• _Provided records_

/---

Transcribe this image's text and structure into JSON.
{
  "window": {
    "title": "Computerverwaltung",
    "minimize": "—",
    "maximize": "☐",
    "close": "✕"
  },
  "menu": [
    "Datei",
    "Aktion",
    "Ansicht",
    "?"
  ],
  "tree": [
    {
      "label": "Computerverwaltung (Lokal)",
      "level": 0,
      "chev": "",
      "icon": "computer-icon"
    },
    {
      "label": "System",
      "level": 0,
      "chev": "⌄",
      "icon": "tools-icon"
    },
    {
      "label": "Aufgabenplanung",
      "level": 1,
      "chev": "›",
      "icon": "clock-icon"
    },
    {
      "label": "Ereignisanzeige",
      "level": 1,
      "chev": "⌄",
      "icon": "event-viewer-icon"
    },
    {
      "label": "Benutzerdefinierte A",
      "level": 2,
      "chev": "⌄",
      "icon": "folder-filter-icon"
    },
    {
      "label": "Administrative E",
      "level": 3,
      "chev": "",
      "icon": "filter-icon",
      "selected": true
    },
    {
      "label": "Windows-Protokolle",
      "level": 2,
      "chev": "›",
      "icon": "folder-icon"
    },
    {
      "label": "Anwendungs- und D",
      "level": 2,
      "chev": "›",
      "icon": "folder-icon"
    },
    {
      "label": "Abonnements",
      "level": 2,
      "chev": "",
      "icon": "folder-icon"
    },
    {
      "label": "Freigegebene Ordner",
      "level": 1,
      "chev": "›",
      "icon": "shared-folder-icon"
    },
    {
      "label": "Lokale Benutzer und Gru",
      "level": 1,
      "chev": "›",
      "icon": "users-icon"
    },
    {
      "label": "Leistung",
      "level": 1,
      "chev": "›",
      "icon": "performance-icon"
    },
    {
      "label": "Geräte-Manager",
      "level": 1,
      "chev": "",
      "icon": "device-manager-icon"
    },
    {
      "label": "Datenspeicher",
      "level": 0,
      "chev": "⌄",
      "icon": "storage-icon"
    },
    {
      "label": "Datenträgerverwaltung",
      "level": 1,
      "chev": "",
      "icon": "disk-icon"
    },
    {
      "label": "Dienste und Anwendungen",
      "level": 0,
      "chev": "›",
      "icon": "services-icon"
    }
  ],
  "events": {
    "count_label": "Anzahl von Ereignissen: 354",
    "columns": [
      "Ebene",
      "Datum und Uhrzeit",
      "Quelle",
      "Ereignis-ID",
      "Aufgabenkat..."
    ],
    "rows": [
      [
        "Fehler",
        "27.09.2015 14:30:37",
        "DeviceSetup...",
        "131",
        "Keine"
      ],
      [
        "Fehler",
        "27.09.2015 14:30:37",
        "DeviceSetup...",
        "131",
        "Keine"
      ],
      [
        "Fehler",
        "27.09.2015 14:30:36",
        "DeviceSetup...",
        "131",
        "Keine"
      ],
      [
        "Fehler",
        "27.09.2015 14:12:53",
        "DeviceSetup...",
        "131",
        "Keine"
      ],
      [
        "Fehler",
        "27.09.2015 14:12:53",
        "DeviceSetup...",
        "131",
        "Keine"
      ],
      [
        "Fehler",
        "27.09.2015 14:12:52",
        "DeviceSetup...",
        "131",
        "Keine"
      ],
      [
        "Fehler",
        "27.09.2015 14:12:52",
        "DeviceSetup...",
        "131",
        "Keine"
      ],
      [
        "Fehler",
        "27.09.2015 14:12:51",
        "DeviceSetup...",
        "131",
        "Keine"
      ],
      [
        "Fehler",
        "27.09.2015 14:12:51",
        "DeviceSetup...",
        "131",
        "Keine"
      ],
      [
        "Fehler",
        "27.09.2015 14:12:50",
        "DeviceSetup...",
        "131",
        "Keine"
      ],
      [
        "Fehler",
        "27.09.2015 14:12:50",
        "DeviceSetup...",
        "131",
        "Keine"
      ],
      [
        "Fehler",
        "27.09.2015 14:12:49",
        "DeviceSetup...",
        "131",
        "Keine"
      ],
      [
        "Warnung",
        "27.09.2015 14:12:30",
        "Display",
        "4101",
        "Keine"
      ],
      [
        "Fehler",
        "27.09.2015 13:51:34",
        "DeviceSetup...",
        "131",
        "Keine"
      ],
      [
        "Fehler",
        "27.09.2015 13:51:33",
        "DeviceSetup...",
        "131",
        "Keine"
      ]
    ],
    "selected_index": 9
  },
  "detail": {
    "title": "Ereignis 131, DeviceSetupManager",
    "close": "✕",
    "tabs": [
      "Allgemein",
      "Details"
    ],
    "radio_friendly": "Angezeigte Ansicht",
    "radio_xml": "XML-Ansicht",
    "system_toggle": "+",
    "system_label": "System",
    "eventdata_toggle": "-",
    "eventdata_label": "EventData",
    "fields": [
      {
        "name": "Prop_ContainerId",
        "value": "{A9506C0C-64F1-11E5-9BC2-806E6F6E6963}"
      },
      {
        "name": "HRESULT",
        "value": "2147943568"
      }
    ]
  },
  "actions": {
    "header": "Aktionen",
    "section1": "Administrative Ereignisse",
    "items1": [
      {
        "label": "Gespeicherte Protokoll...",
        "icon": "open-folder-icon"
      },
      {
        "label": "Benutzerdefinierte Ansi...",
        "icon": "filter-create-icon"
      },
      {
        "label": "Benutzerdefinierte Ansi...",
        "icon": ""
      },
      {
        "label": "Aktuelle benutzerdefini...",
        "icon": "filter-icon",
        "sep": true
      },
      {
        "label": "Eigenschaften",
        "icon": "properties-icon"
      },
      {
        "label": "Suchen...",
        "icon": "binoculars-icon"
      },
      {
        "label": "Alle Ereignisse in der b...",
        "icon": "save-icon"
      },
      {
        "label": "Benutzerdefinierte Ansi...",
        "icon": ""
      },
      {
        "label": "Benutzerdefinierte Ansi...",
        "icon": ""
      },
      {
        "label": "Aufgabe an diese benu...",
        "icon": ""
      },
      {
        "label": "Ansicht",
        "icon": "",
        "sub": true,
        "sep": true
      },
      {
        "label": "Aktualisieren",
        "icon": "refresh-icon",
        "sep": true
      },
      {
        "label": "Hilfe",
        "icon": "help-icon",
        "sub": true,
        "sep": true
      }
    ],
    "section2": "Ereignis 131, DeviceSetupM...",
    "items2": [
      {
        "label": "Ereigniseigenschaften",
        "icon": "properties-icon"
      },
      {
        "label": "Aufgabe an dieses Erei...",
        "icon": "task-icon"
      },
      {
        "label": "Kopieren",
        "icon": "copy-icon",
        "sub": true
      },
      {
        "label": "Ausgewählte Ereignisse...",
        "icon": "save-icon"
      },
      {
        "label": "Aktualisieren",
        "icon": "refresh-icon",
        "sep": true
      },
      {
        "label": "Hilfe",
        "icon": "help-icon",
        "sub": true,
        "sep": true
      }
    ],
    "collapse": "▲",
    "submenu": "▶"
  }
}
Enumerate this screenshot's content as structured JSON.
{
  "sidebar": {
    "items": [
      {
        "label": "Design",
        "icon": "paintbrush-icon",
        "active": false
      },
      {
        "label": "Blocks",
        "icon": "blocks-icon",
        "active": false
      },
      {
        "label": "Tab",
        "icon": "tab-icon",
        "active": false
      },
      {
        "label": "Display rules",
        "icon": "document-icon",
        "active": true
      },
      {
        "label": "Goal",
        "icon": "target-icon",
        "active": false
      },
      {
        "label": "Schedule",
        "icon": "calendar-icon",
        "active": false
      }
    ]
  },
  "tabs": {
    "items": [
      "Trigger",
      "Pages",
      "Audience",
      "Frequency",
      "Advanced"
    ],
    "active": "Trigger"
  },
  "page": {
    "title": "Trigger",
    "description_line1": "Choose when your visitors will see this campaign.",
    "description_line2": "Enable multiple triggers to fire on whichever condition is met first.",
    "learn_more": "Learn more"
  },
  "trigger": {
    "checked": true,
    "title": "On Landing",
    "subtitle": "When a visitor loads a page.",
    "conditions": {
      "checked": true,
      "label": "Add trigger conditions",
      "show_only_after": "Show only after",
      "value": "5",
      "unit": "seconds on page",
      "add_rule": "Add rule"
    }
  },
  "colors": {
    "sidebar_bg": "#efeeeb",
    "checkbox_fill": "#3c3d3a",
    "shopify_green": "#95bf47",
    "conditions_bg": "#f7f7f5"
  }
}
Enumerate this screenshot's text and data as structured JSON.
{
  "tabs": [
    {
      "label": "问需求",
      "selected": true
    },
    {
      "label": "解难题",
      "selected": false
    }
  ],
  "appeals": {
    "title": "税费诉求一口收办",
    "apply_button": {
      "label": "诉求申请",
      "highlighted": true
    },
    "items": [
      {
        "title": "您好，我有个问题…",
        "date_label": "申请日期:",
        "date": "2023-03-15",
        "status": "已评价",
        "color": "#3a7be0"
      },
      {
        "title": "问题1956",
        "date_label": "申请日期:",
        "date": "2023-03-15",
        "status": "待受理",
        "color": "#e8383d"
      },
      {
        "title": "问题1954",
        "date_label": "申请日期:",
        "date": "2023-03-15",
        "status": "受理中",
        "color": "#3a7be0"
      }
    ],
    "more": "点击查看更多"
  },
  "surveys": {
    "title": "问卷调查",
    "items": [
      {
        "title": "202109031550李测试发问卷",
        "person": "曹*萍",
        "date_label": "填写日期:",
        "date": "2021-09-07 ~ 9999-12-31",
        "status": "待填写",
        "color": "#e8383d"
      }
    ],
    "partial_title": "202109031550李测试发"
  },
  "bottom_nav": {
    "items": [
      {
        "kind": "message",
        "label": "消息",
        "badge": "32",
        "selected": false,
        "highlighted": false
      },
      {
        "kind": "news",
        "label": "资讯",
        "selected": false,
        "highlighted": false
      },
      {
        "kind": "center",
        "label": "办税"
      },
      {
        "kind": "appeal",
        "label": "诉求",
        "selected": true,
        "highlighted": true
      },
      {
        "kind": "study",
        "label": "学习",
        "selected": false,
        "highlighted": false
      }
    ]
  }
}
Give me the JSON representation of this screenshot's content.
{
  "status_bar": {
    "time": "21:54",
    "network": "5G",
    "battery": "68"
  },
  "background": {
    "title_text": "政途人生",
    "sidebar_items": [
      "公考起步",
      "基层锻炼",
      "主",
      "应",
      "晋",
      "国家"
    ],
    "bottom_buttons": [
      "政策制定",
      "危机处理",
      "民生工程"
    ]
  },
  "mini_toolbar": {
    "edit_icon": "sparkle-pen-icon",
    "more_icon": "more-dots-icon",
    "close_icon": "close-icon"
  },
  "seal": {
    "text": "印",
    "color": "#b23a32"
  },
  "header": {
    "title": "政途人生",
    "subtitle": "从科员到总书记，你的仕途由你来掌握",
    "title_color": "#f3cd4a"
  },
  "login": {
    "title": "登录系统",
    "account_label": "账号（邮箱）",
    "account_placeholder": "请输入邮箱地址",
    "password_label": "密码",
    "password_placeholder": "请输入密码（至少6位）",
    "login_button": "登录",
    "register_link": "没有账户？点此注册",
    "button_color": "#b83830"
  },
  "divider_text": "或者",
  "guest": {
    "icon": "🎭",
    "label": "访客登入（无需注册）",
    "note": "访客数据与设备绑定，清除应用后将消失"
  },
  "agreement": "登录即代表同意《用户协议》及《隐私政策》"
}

\---

• _Goal_
Return precisely the lines of the records, starting with the line that holds "Give me the" and ending with the last one.

• _The completed task_
Give me the JSON representation of this screenshot's content.
{
  "status_bar": {
    "time": "21:54",
    "network": "5G",
    "battery": "68"
  },
  "background": {
    "title_text": "政途人生",
    "sidebar_items": [
      "公考起步",
      "基层锻炼",
      "主",
      "应",
      "晋",
      "国家"
    ],
    "bottom_buttons": [
      "政策制定",
      "危机处理",
      "民生工程"
    ]
  },
  "mini_toolbar": {
    "edit_icon": "sparkle-pen-icon",
    "more_icon": "more-dots-icon",
    "close_icon": "close-icon"
  },
  "seal": {
    "text": "印",
    "color": "#b23a32"
  },
  "header": {
    "title": "政途人生",
    "subtitle": "从科员到总书记，你的仕途由你来掌握",
    "title_color": "#f3cd4a"
  },
  "login": {
    "title": "登录系统",
    "account_label": "账号（邮箱）",
    "account_placeholder": "请输入邮箱地址",
    "password_label": "密码",
    "password_placeholder": "请输入密码（至少6位）",
    "login_button": "登录",
    "register_link": "没有账户？点此注册",
    "button_color": "#b83830"
  },
  "divider_text": "或者",
  "guest": {
    "icon": "🎭",
    "label": "访客登入（无需注册）",
    "note": "访客数据与设备绑定，清除应用后将消失"
  },
  "agreement": "登录即代表同意《用户协议》及《隐私政策》"
}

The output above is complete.